### What is expected
Search the data below for the string "content". Extract every line that contains it.

### Source data

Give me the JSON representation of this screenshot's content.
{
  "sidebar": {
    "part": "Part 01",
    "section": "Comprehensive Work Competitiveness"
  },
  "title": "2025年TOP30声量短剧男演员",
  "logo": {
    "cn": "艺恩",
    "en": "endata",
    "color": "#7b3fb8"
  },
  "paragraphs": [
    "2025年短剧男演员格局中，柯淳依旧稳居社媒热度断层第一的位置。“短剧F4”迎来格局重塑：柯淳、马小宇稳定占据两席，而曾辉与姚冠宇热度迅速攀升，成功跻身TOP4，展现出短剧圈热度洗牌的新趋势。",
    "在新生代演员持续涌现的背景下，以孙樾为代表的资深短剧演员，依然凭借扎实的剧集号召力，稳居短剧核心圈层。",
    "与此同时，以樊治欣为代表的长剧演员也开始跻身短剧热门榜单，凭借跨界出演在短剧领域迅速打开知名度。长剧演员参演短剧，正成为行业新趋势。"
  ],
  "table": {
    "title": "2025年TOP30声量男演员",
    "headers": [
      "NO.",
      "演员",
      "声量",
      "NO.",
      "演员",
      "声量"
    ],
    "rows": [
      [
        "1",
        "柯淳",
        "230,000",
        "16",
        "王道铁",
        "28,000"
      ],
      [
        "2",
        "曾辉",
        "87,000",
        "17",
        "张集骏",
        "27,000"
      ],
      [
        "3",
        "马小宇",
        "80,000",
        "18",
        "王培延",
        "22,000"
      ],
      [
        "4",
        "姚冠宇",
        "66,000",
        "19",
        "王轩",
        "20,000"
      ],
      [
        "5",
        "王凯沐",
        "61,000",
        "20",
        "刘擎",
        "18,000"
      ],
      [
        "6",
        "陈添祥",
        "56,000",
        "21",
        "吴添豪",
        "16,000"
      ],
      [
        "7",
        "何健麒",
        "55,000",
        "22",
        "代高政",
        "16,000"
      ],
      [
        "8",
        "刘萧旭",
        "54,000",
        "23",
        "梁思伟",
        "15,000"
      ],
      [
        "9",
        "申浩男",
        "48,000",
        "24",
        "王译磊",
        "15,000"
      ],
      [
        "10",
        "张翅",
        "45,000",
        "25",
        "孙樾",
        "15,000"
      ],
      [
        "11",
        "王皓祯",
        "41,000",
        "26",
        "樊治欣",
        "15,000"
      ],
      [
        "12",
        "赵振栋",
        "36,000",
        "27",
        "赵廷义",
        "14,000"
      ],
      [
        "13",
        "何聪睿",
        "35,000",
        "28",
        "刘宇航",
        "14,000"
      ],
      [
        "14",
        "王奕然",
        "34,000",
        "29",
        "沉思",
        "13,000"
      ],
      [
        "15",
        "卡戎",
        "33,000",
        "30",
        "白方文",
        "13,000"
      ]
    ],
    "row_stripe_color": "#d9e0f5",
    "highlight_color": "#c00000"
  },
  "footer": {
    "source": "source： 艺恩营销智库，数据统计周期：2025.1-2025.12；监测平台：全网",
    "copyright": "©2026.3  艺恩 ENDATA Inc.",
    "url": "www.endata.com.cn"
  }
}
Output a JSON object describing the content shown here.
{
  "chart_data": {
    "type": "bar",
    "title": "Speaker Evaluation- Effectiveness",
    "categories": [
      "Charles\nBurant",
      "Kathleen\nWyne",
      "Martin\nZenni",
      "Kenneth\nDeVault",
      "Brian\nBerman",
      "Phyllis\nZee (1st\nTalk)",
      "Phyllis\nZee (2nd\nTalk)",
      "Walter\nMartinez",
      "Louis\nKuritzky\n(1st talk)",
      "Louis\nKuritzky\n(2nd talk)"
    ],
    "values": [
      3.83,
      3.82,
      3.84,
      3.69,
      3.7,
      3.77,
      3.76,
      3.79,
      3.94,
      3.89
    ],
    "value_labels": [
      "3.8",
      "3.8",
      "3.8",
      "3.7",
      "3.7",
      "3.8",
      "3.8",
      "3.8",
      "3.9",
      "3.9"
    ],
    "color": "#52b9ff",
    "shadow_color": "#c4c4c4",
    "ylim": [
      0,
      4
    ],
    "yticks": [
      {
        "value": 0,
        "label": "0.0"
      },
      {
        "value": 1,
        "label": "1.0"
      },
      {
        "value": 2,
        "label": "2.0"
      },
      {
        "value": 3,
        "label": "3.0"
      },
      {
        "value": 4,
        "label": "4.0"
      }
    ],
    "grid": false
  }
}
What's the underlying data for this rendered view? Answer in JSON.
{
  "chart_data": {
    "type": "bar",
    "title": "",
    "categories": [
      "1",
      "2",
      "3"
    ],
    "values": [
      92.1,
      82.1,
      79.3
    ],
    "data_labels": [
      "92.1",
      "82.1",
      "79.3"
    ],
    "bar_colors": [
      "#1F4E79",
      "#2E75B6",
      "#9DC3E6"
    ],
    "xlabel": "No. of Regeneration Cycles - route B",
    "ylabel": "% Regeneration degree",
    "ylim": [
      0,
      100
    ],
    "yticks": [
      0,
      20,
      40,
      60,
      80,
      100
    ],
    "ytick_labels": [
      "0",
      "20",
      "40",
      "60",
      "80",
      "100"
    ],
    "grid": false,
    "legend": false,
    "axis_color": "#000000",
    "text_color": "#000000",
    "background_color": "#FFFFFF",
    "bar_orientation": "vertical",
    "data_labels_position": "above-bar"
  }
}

### Response to the task
Give me the JSON representation of this screenshot's content.
Output a JSON object describing the content shown here.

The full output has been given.